* _Directions for this task_:
According to the ransomware article below, how does the OED define ransomware? Please answer in one sentence.

* _Text passage_:
Ransomware so popular it’s added to Oxford English Dictionary

Monday, 5 February, 2018

Oxford English Dictionary’s quarterly update of new words has included ‘ransomware’ for the first time. Ransomware is one of a 1,000 new terms added to the dictionary’s 829,000 words.

Other internet-related words to make it into the dictionary includes selfie, e-shopping and esc. That’s esc as in the instruction to ‘press the esc key.’ What’s more it is now classified as a regular noun.

The OED describes ransomware as a ‘type of malicious software designed to block access to a computer system until a sum of money is paid’.

England got its first taste of national panic over ransomware when North Korea-linked hackers distributed the WannaCry worm into NHS computer systems last autumn.

The OED is a little behind its sister edition the New Oxford American Dictionary, which has had the term included since 2017.

An interesting difference is that the English version sees ransomware as a mass noun, so it always appears in the singular. While the Americans don’t, which means they write ransomwares when talking plural.

What else is new?

Among 1,000 new words added to the dictionary this time round are:

Hangry: Bad tempered or irritable as a result of hunger.

Lactivism: Advocating in favour of breast-feeding.

Masstige: A combination of the words mass and prestige that refers to cheap products marketed as luxurious.

* _Stored rows_:
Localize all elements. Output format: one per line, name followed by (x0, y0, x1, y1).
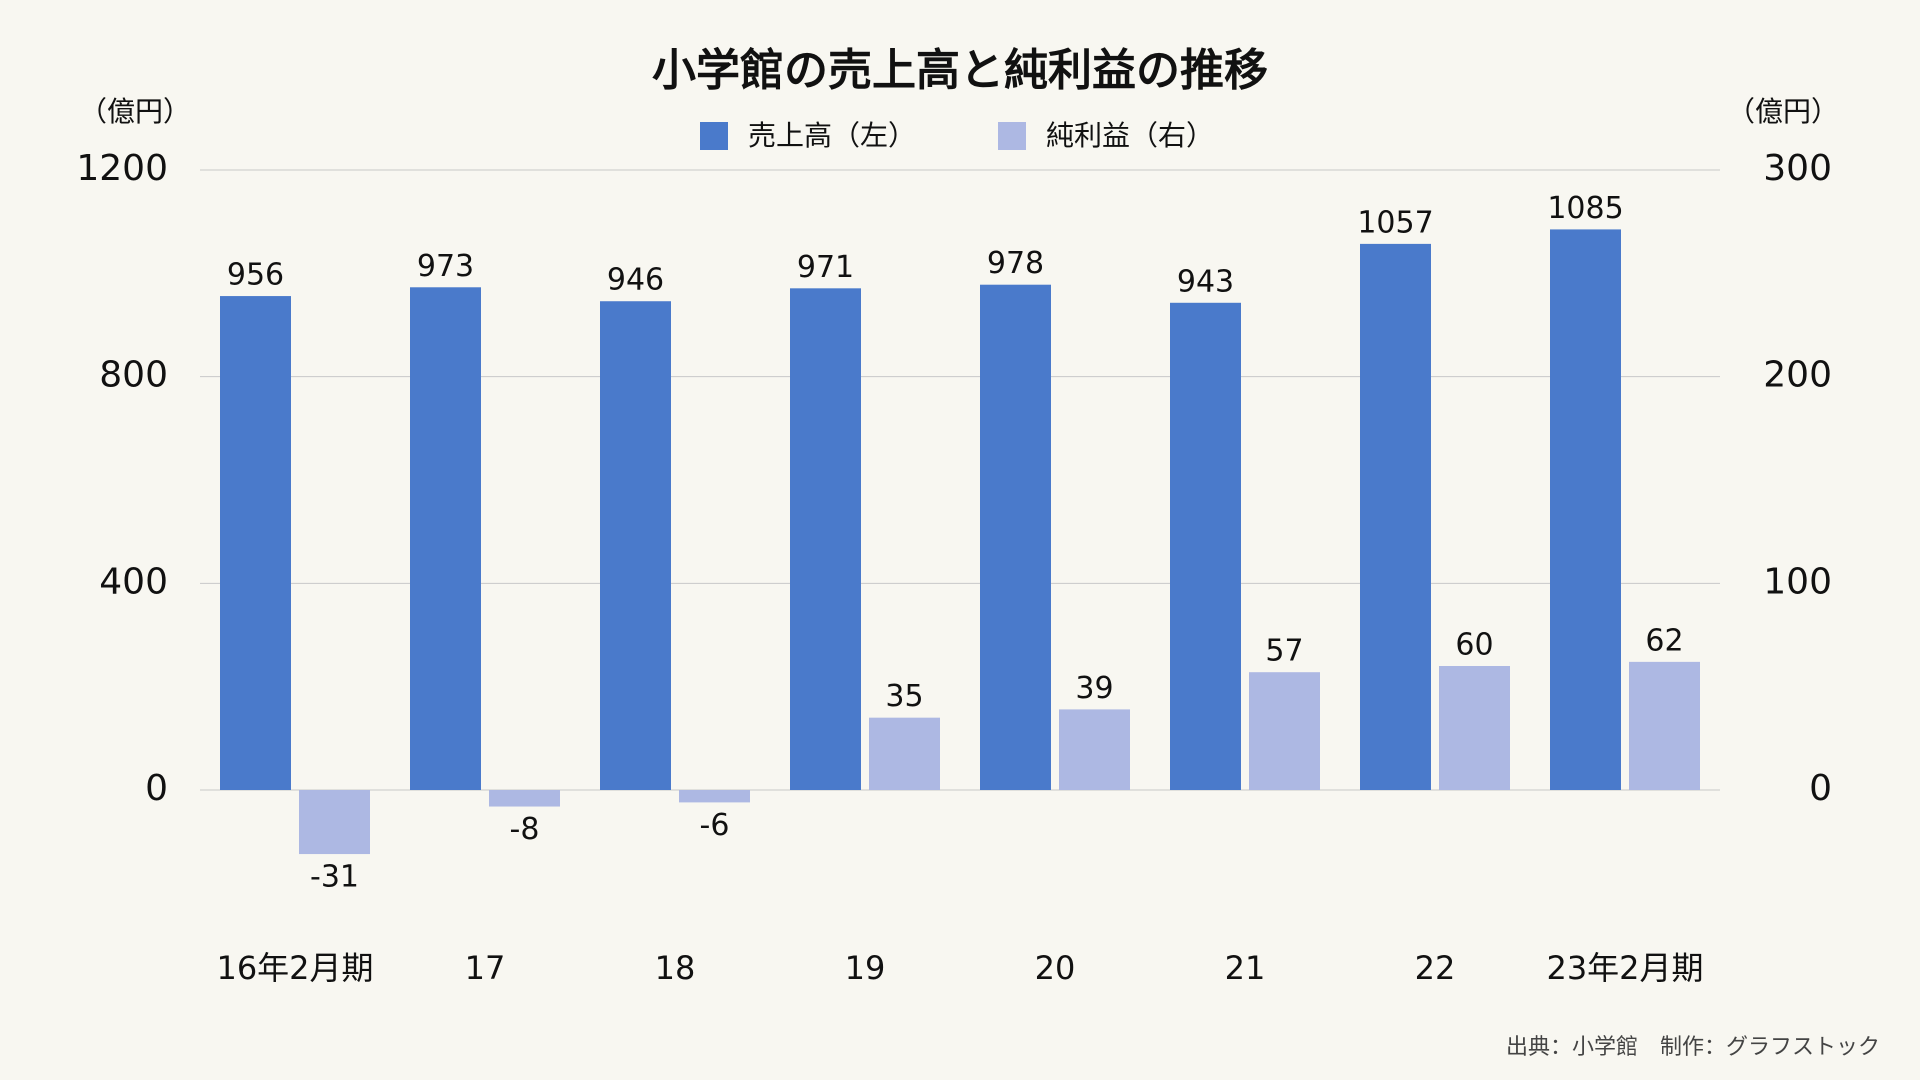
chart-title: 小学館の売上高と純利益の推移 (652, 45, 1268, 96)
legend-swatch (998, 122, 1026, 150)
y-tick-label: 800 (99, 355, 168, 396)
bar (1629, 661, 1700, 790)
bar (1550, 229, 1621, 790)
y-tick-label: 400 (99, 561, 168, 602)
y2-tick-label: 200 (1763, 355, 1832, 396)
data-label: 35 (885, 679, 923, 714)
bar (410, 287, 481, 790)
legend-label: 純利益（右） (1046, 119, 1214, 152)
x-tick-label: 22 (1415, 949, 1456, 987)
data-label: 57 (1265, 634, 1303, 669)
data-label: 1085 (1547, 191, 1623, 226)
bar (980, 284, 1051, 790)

* _Worked answer_:
The OED defines ransomware as a type of malicious software designed to block access to a computer system until a sum of money is paid.